## Input

* start *

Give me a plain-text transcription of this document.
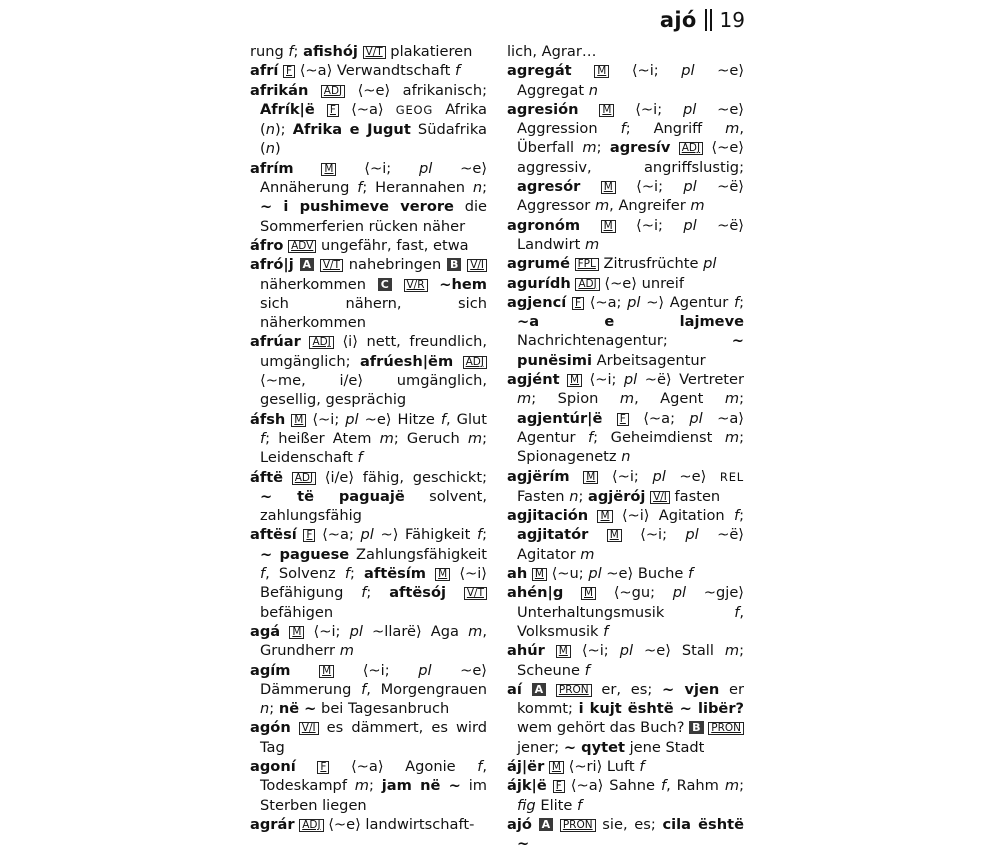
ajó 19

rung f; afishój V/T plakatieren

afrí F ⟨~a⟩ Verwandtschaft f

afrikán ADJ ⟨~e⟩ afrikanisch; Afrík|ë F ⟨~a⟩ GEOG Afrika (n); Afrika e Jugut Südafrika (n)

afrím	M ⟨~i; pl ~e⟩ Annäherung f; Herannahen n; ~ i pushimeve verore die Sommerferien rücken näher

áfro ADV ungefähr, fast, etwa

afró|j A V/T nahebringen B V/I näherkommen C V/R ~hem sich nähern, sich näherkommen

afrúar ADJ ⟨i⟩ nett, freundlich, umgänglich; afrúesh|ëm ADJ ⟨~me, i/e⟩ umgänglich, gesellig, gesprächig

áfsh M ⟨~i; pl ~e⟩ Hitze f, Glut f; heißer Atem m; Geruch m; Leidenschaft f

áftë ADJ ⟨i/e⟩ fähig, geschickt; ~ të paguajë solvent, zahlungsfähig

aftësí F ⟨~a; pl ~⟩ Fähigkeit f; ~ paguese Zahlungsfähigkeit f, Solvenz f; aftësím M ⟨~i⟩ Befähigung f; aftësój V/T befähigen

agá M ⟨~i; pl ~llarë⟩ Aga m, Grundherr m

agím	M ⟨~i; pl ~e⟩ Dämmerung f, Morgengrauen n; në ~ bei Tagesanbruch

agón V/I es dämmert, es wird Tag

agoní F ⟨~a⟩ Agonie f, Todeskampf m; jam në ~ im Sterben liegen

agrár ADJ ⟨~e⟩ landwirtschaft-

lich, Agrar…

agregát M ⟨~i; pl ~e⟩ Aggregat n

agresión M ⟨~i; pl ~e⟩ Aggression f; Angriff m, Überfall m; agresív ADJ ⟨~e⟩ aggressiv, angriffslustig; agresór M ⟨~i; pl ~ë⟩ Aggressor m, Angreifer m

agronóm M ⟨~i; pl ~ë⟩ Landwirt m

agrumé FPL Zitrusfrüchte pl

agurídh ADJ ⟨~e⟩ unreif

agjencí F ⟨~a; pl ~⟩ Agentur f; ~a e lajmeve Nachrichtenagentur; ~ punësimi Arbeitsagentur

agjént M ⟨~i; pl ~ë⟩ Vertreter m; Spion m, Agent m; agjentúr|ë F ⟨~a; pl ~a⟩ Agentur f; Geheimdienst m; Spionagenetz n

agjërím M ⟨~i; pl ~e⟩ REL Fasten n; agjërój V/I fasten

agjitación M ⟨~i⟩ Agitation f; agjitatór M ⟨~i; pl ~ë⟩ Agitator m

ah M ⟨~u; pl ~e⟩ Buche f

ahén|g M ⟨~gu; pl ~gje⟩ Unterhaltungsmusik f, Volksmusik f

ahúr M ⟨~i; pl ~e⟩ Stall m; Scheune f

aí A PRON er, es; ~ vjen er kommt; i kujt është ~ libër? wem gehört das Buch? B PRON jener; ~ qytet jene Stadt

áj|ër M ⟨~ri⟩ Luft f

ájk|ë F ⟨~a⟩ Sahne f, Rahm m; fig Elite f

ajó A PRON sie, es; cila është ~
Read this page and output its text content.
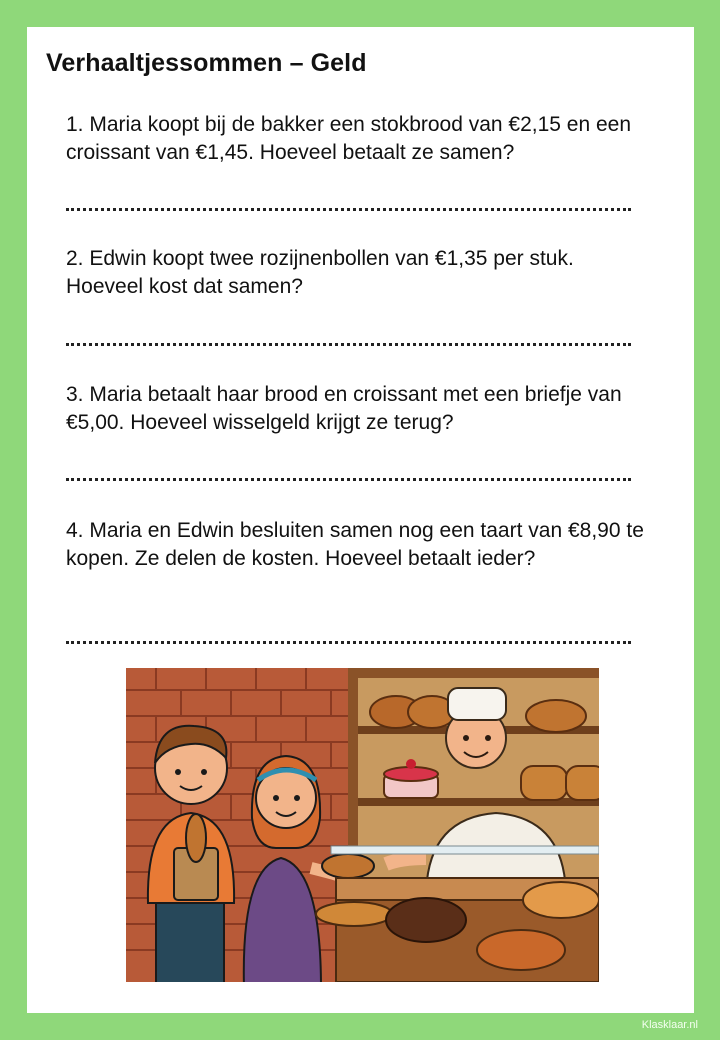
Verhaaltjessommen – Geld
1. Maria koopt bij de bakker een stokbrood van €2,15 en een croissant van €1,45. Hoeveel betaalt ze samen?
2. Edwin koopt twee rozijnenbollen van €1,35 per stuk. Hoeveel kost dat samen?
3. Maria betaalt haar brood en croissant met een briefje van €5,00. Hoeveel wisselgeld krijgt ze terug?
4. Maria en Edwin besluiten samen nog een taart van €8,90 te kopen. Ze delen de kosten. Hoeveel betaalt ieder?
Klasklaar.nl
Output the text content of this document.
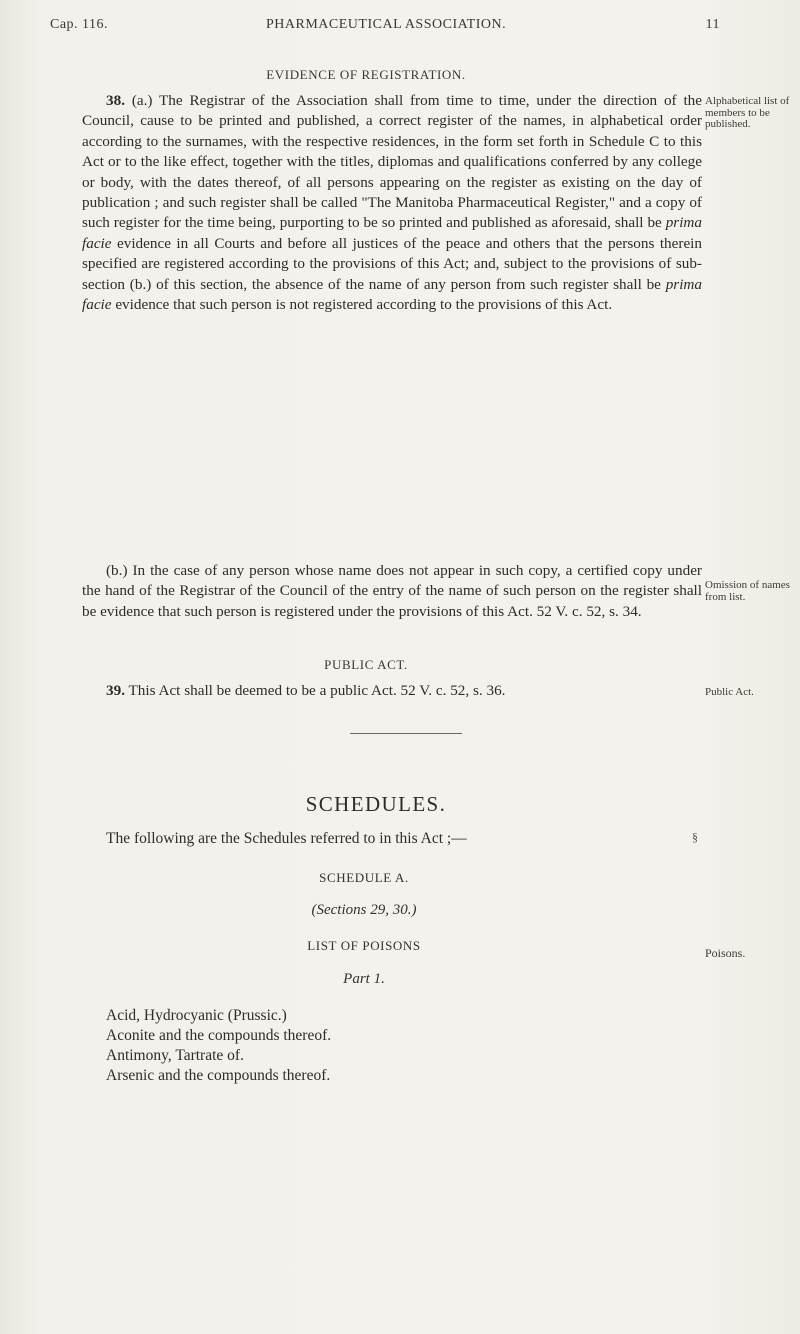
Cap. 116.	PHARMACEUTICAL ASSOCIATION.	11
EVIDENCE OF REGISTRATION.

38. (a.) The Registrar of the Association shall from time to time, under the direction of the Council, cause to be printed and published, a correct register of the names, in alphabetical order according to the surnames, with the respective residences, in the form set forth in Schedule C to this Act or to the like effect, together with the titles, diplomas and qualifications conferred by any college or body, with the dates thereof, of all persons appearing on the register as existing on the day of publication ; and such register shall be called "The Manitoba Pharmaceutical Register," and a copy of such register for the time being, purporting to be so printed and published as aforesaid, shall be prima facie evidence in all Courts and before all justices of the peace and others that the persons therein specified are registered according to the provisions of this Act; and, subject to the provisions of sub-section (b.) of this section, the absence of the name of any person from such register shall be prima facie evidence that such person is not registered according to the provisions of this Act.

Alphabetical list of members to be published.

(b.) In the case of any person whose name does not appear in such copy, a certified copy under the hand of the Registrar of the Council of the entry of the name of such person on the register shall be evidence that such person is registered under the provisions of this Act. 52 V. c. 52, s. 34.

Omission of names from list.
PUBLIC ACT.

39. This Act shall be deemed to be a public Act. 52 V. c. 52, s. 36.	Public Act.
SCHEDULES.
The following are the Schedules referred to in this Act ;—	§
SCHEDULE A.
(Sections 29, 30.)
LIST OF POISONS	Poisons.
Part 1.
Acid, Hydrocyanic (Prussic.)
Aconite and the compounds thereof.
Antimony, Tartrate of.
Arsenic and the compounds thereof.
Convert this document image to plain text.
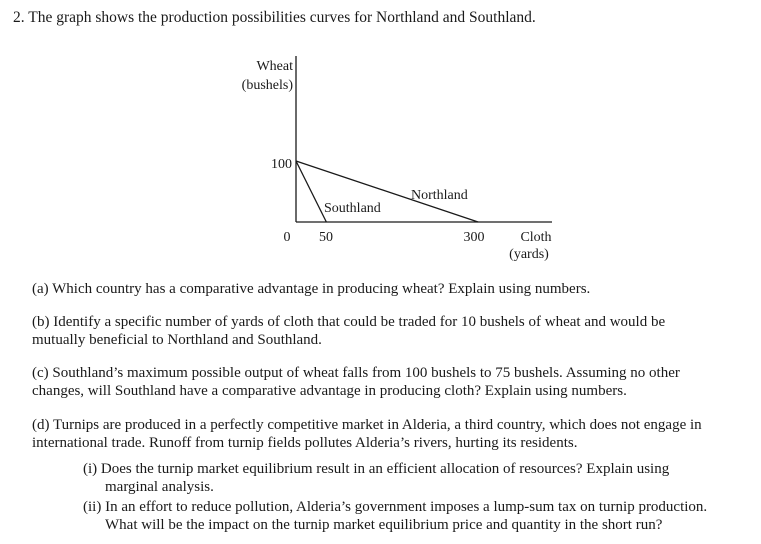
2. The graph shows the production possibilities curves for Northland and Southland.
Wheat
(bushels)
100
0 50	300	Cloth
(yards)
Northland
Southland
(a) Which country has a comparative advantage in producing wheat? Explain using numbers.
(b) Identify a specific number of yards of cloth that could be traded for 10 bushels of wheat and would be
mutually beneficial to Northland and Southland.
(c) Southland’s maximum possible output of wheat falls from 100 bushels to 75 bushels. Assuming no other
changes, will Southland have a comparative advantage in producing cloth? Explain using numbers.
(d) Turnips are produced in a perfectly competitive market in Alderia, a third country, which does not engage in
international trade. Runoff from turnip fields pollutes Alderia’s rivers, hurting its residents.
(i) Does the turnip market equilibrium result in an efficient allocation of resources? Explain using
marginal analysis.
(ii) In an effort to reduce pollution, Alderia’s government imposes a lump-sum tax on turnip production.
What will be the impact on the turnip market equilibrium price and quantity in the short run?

* end *

## Exercise
Output the lines above in full and exactly as given, omitting any pictures.

## The answer
Give me a plain-text transcription of this document.
ajó 19

rung f; afishój V/T plakatieren

afrí F ⟨~a⟩ Verwandtschaft f

afrikán ADJ ⟨~e⟩ afrikanisch; Afrík|ë F ⟨~a⟩ GEOG Afrika (n); Afrika e Jugut Südafrika (n)

afrím	M ⟨~i; pl ~e⟩ Annäherung f; Herannahen n; ~ i pushimeve verore die Sommerferien rücken näher

áfro ADV ungefähr, fast, etwa

afró|j A V/T nahebringen B V/I näherkommen C V/R ~hem sich nähern, sich näherkommen

afrúar ADJ ⟨i⟩ nett, freundlich, umgänglich; afrúesh|ëm ADJ ⟨~me, i/e⟩ umgänglich, gesellig, gesprächig

áfsh M ⟨~i; pl ~e⟩ Hitze f, Glut f; heißer Atem m; Geruch m; Leidenschaft f

áftë ADJ ⟨i/e⟩ fähig, geschickt; ~ të paguajë solvent, zahlungsfähig

aftësí F ⟨~a; pl ~⟩ Fähigkeit f; ~ paguese Zahlungsfähigkeit f, Solvenz f; aftësím M ⟨~i⟩ Befähigung f; aftësój V/T befähigen

agá M ⟨~i; pl ~llarë⟩ Aga m, Grundherr m

agím	M ⟨~i; pl ~e⟩ Dämmerung f, Morgengrauen n; në ~ bei Tagesanbruch

agón V/I es dämmert, es wird Tag

agoní F ⟨~a⟩ Agonie f, Todeskampf m; jam në ~ im Sterben liegen

agrár ADJ ⟨~e⟩ landwirtschaft-

lich, Agrar…

agregát M ⟨~i; pl ~e⟩ Aggregat n

agresión M ⟨~i; pl ~e⟩ Aggression f; Angriff m, Überfall m; agresív ADJ ⟨~e⟩ aggressiv, angriffslustig; agresór M ⟨~i; pl ~ë⟩ Aggressor m, Angreifer m

agronóm M ⟨~i; pl ~ë⟩ Landwirt m

agrumé FPL Zitrusfrüchte pl

agurídh ADJ ⟨~e⟩ unreif

agjencí F ⟨~a; pl ~⟩ Agentur f; ~a e lajmeve Nachrichtenagentur; ~ punësimi Arbeitsagentur

agjént M ⟨~i; pl ~ë⟩ Vertreter m; Spion m, Agent m; agjentúr|ë F ⟨~a; pl ~a⟩ Agentur f; Geheimdienst m; Spionagenetz n

agjërím M ⟨~i; pl ~e⟩ REL Fasten n; agjërój V/I fasten

agjitación M ⟨~i⟩ Agitation f; agjitatór M ⟨~i; pl ~ë⟩ Agitator m

ah M ⟨~u; pl ~e⟩ Buche f

ahén|g M ⟨~gu; pl ~gje⟩ Unterhaltungsmusik f, Volksmusik f

ahúr M ⟨~i; pl ~e⟩ Stall m; Scheune f

aí A PRON er, es; ~ vjen er kommt; i kujt është ~ libër? wem gehört das Buch? B PRON jener; ~ qytet jene Stadt

áj|ër M ⟨~ri⟩ Luft f

ájk|ë F ⟨~a⟩ Sahne f, Rahm m; fig Elite f

ajó A PRON sie, es; cila është ~
Read this page and output its text content.
Verhaaltjessommen – Geld
1. Maria koopt bij de bakker een stokbrood van €2,15 en een croissant van €1,45. Hoeveel betaalt ze samen?
2. Edwin koopt twee rozijnenbollen van €1,35 per stuk. Hoeveel kost dat samen?
3. Maria betaalt haar brood en croissant met een briefje van €5,00. Hoeveel wisselgeld krijgt ze terug?
4. Maria en Edwin besluiten samen nog een taart van €8,90 te kopen. Ze delen de kosten. Hoeveel betaalt ieder?
Klasklaar.nl
Output the text content of this document.
Cap. 116.	PHARMACEUTICAL ASSOCIATION.	11
EVIDENCE OF REGISTRATION.

38. (a.) The Registrar of the Association shall from time to time, under the direction of the Council, cause to be printed and published, a correct register of the names, in alphabetical order according to the surnames, with the respective residences, in the form set forth in Schedule C to this Act or to the like effect, together with the titles, diplomas and qualifications conferred by any college or body, with the dates thereof, of all persons appearing on the register as existing on the day of publication ; and such register shall be called "The Manitoba Pharmaceutical Register," and a copy of such register for the time being, purporting to be so printed and published as aforesaid, shall be prima facie evidence in all Courts and before all justices of the peace and others that the persons therein specified are registered according to the provisions of this Act; and, subject to the provisions of sub-section (b.) of this section, the absence of the name of any person from such register shall be prima facie evidence that such person is not registered according to the provisions of this Act.

Alphabetical list of members to be published.

(b.) In the case of any person whose name does not appear in such copy, a certified copy under the hand of the Registrar of the Council of the entry of the name of such person on the register shall be evidence that such person is registered under the provisions of this Act. 52 V. c. 52, s. 34.

Omission of names from list.
PUBLIC ACT.

39. This Act shall be deemed to be a public Act. 52 V. c. 52, s. 36.	Public Act.
SCHEDULES.
The following are the Schedules referred to in this Act ;—	§
SCHEDULE A.
(Sections 29, 30.)
LIST OF POISONS	Poisons.
Part 1.
Acid, Hydrocyanic (Prussic.)
Aconite and the compounds thereof.
Antimony, Tartrate of.
Arsenic and the compounds thereof.
Convert this document image to plain text.
2. The graph shows the production possibilities curves for Northland and Southland.
Wheat
(bushels)
100
0 50	300	Cloth
(yards)
Northland
Southland
(a) Which country has a comparative advantage in producing wheat? Explain using numbers.
(b) Identify a specific number of yards of cloth that could be traded for 10 bushels of wheat and would be
mutually beneficial to Northland and Southland.
(c) Southland’s maximum possible output of wheat falls from 100 bushels to 75 bushels. Assuming no other
changes, will Southland have a comparative advantage in producing cloth? Explain using numbers.
(d) Turnips are produced in a perfectly competitive market in Alderia, a third country, which does not engage in
international trade. Runoff from turnip fields pollutes Alderia’s rivers, hurting its residents.
(i) Does the turnip market equilibrium result in an efficient allocation of resources? Explain using
marginal analysis.
(ii) In an effort to reduce pollution, Alderia’s government imposes a lump-sum tax on turnip production.
What will be the impact on the turnip market equilibrium price and quantity in the short run?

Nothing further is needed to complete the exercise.